Task instructions =
Copy every line that contains the string "Zaměření" from the entries below.

The input =
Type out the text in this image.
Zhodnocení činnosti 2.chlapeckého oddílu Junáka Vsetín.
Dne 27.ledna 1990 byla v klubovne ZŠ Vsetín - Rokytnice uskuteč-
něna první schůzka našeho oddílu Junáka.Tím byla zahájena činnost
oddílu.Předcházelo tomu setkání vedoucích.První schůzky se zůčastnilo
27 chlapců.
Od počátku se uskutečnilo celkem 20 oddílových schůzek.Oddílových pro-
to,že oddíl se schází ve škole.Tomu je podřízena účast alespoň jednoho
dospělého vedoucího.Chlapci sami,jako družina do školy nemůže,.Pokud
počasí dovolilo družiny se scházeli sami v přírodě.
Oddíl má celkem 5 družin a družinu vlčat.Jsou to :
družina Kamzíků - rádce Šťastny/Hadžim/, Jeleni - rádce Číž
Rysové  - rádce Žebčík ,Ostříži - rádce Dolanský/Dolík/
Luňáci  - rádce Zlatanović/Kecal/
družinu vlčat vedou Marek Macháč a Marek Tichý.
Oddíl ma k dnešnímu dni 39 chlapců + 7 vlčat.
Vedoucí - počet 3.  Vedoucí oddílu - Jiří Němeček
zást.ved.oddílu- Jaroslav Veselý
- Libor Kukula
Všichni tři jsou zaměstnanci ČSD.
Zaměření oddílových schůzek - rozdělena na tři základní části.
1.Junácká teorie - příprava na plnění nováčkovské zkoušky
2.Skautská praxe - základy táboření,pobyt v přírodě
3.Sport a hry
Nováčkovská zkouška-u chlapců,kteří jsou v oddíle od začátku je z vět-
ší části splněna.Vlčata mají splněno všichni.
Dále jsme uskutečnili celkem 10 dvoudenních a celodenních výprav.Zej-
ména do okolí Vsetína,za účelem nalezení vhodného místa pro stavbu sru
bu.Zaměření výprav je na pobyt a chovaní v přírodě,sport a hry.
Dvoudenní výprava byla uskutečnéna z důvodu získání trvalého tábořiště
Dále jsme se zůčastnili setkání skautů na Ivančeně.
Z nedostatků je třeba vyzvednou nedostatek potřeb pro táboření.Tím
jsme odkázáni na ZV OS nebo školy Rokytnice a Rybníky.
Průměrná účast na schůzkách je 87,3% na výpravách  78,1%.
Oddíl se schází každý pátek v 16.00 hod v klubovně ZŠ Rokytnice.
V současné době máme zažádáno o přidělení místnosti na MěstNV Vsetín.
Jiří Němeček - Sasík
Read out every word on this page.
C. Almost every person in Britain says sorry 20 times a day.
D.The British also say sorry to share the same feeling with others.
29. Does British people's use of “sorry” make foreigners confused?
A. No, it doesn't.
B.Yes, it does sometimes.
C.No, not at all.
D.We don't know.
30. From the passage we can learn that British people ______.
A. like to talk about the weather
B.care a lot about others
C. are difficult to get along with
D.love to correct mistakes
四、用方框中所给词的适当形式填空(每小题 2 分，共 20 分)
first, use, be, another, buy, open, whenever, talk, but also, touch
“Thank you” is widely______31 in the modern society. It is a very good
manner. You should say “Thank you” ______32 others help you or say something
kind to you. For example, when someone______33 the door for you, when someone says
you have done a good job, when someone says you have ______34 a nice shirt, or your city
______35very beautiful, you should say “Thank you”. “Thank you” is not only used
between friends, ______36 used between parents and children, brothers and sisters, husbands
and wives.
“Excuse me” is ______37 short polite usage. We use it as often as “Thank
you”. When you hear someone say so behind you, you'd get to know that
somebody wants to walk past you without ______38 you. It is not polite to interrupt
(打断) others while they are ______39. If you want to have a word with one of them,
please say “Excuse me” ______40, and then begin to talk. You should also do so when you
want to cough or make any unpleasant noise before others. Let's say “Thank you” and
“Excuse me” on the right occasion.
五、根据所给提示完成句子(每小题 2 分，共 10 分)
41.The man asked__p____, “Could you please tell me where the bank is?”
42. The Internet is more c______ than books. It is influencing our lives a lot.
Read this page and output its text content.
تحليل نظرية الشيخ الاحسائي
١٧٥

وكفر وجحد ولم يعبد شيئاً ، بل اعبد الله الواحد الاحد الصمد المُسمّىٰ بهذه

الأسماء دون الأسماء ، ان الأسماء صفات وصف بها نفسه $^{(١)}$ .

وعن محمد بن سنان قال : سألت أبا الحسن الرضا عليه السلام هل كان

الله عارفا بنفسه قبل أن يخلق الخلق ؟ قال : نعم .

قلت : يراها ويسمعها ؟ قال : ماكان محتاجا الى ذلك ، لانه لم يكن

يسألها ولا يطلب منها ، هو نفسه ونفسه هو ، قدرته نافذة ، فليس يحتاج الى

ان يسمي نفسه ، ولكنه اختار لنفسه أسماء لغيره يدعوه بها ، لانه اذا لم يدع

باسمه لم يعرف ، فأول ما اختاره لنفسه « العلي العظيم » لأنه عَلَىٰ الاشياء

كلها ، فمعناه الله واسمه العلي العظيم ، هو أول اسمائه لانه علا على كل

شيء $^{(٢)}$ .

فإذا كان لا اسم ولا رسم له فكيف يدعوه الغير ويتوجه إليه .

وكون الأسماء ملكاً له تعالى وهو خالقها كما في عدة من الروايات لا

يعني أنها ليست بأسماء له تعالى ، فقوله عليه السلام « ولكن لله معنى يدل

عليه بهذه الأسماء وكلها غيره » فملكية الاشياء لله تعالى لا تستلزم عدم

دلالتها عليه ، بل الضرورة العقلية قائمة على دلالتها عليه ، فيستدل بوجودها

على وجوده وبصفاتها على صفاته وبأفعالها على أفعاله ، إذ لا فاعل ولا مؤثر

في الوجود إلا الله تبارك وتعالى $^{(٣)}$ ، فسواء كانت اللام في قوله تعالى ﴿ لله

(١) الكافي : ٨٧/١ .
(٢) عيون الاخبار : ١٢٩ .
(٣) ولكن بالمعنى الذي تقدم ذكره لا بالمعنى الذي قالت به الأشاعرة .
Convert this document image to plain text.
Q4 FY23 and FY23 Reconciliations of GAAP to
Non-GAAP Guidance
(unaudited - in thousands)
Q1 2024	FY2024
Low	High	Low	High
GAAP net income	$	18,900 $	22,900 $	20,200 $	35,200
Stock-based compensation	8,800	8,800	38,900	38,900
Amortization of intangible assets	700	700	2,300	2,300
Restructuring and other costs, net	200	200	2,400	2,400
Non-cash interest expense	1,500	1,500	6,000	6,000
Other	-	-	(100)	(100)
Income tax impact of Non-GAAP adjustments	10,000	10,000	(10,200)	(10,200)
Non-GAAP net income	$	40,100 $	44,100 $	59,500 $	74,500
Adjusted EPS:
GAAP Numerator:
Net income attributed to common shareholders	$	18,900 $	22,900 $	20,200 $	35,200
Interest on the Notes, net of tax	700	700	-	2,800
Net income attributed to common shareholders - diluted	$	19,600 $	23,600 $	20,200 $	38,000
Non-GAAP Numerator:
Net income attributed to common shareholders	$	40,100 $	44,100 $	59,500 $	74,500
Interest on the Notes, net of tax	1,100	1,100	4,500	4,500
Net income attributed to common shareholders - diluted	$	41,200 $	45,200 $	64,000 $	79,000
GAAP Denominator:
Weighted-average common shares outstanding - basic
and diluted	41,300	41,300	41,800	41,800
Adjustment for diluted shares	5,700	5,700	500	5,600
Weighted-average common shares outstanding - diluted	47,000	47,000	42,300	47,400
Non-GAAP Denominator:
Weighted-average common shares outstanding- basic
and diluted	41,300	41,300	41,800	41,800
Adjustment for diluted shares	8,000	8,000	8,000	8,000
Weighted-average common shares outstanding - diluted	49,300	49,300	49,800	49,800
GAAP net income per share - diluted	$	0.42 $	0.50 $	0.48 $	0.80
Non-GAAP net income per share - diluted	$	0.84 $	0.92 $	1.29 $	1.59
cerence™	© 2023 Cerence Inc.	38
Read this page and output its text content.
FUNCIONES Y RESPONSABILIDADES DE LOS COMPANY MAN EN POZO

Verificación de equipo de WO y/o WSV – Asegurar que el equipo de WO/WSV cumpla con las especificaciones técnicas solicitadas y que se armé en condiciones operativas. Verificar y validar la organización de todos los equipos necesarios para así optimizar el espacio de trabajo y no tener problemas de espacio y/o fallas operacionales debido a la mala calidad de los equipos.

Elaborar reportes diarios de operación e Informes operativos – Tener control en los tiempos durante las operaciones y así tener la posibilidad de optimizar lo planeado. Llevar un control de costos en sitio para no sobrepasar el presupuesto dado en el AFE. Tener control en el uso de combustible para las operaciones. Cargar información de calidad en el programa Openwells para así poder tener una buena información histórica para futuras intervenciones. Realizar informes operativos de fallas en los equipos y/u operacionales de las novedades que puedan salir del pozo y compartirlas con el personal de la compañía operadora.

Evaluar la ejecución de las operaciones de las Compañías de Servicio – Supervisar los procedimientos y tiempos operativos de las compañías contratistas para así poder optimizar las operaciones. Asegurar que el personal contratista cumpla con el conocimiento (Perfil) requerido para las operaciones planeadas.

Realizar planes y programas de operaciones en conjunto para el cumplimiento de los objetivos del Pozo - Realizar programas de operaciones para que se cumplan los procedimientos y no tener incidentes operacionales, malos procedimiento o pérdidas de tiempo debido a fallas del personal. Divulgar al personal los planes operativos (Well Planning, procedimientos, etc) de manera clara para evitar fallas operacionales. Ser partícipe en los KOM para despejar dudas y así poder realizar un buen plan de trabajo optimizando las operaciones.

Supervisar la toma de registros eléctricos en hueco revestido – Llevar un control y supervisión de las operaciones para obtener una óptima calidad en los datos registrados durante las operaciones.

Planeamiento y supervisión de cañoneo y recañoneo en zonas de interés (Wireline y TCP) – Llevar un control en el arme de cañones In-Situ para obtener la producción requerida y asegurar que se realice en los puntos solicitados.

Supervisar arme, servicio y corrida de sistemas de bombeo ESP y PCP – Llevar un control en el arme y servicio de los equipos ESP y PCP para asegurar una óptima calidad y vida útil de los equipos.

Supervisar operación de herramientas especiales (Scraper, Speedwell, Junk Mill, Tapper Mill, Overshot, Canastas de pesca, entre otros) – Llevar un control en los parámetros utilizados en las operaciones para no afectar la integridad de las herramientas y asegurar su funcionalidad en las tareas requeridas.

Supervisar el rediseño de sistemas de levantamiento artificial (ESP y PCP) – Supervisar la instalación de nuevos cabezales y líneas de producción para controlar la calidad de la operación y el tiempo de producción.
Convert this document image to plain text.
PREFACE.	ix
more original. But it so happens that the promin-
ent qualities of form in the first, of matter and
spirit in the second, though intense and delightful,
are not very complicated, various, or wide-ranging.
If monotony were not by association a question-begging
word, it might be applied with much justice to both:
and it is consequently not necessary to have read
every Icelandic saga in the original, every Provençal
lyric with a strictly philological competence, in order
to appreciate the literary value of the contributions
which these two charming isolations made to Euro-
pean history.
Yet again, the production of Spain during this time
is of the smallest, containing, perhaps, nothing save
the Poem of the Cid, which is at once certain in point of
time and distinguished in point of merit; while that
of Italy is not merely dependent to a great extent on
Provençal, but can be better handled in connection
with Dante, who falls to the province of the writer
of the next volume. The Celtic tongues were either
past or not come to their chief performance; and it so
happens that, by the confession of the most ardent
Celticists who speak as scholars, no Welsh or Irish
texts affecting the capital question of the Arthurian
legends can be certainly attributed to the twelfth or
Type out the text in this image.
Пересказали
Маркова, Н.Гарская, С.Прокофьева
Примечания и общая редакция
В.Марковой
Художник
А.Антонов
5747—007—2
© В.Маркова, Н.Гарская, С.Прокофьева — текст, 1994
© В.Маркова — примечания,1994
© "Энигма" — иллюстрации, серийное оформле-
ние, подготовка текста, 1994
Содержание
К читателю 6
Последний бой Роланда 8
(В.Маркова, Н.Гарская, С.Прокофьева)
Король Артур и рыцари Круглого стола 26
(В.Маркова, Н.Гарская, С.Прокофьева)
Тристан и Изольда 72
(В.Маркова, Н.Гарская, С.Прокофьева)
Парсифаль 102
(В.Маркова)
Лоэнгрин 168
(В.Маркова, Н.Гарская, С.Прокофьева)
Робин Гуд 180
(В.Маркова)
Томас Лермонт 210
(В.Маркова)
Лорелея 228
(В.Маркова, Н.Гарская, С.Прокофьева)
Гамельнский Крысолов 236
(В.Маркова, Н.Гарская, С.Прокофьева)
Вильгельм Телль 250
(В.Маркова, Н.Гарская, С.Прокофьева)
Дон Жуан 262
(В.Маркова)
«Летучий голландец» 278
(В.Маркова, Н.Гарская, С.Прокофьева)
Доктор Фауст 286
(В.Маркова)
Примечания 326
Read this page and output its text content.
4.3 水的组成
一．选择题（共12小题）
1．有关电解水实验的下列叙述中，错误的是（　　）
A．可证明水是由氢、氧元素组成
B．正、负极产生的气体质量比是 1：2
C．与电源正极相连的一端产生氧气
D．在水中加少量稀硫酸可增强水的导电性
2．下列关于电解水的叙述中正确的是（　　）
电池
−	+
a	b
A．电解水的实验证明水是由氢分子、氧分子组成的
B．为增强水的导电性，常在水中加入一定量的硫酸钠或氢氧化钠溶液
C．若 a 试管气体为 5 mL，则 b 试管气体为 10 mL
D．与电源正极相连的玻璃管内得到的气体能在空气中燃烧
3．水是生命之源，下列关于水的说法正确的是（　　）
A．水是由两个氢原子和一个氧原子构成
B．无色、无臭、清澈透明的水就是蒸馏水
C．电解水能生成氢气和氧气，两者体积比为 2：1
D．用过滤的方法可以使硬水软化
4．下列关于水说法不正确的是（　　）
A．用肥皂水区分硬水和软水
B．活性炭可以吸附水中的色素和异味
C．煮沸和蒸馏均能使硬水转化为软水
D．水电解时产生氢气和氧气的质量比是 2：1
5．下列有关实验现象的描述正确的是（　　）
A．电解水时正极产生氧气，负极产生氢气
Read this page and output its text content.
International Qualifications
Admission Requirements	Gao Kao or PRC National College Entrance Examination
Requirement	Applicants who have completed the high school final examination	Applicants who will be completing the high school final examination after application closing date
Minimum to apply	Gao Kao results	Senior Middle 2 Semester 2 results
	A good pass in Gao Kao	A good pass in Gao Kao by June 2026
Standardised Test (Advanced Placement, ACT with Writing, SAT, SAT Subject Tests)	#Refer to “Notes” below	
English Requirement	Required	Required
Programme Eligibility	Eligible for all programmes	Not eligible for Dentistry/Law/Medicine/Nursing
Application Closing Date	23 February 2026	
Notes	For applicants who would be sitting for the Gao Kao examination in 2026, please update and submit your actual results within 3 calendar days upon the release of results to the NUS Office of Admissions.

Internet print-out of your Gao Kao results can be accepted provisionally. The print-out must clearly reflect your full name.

Answer to the exercise =
Zaměření oddílových schůzek - rozdělena na tři základní části.
bu.Zaměření výprav je na pobyt a chovaní v přírodě,sport a hry.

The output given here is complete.